::: Data :::

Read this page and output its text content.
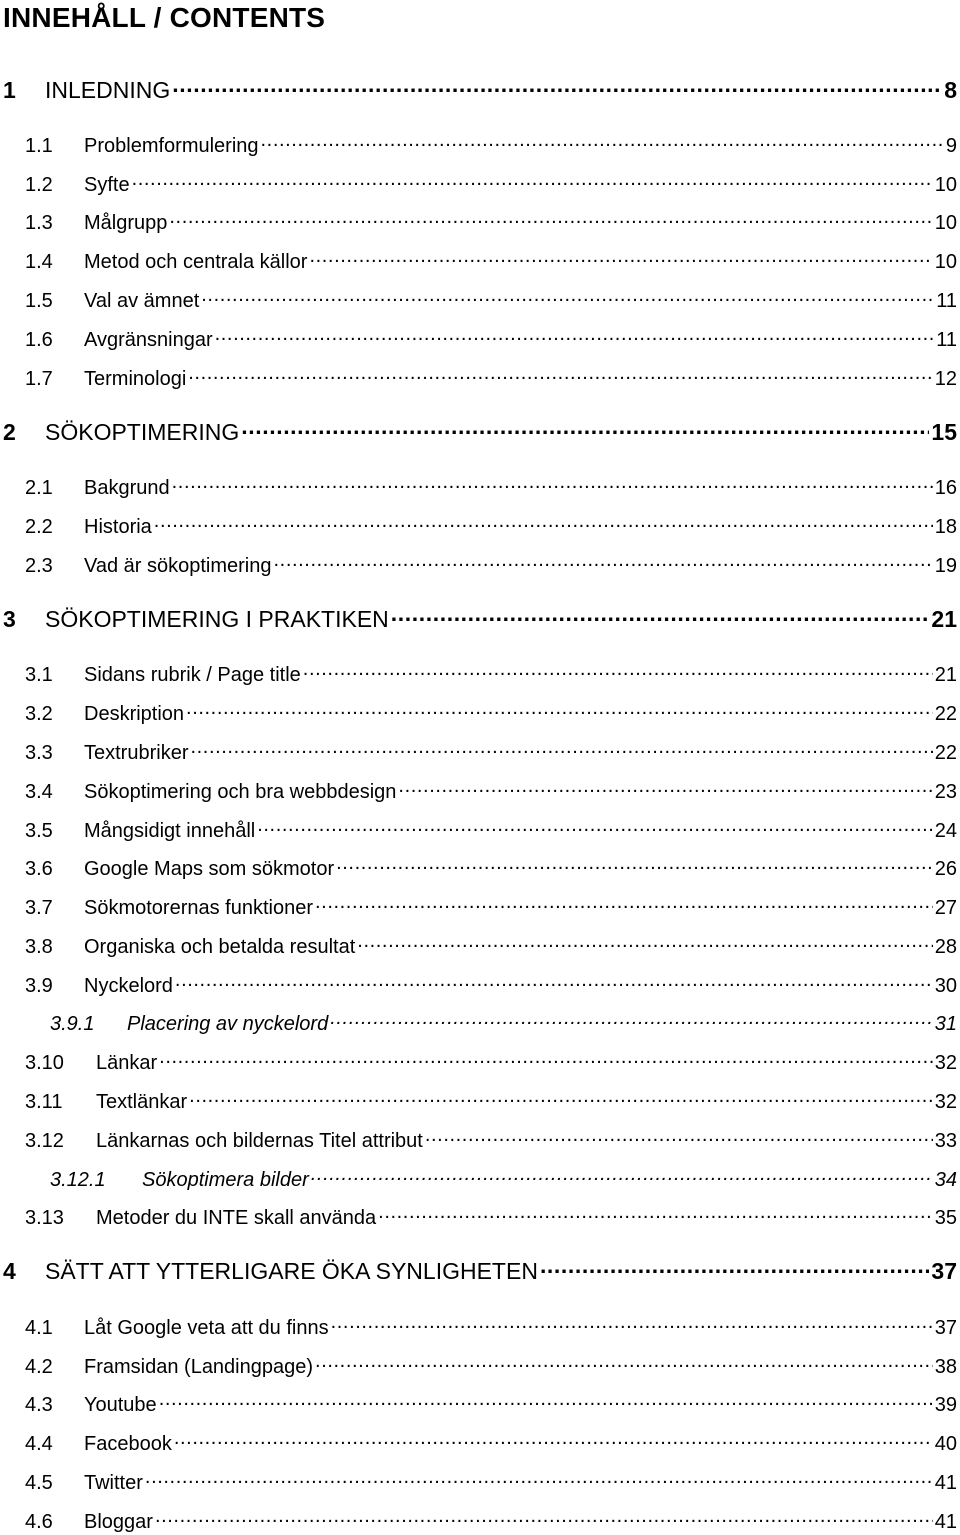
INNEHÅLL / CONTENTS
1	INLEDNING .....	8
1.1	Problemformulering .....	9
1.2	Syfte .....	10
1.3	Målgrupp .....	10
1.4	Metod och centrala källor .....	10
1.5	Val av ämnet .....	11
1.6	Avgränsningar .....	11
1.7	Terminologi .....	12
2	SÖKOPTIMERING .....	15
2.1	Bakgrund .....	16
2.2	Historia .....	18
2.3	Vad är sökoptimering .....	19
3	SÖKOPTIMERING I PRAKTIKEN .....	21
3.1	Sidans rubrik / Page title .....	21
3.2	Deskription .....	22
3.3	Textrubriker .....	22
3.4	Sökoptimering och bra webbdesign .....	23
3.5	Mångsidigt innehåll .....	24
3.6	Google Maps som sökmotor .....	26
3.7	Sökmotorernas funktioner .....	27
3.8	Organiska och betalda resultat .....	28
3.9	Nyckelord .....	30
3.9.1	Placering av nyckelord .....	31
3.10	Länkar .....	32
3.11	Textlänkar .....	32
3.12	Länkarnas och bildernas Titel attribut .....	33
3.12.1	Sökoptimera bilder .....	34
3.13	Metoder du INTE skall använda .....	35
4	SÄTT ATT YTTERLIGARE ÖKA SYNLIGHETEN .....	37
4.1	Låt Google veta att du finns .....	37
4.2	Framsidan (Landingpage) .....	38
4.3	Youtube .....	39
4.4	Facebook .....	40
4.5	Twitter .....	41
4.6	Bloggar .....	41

:::

— Aim —
Transcribe the records word for word and include no pictures.

— Solution to the exercise —
Read this page and output its text content.
INNEHÅLL / CONTENTS
1	INLEDNING .....	8
1.1	Problemformulering .....	9
1.2	Syfte .....	10
1.3	Målgrupp .....	10
1.4	Metod och centrala källor .....	10
1.5	Val av ämnet .....	11
1.6	Avgränsningar .....	11
1.7	Terminologi .....	12
2	SÖKOPTIMERING .....	15
2.1	Bakgrund .....	16
2.2	Historia .....	18
2.3	Vad är sökoptimering .....	19
3	SÖKOPTIMERING I PRAKTIKEN .....	21
3.1	Sidans rubrik / Page title .....	21
3.2	Deskription .....	22
3.3	Textrubriker .....	22
3.4	Sökoptimering och bra webbdesign .....	23
3.5	Mångsidigt innehåll .....	24
3.6	Google Maps som sökmotor .....	26
3.7	Sökmotorernas funktioner .....	27
3.8	Organiska och betalda resultat .....	28
3.9	Nyckelord .....	30
3.9.1	Placering av nyckelord .....	31
3.10	Länkar .....	32
3.11	Textlänkar .....	32
3.12	Länkarnas och bildernas Titel attribut .....	33
3.12.1	Sökoptimera bilder .....	34
3.13	Metoder du INTE skall använda .....	35
4	SÄTT ATT YTTERLIGARE ÖKA SYNLIGHETEN .....	37
4.1	Låt Google veta att du finns .....	37
4.2	Framsidan (Landingpage) .....	38
4.3	Youtube .....	39
4.4	Facebook .....	40
4.5	Twitter .....	41
4.6	Bloggar .....	41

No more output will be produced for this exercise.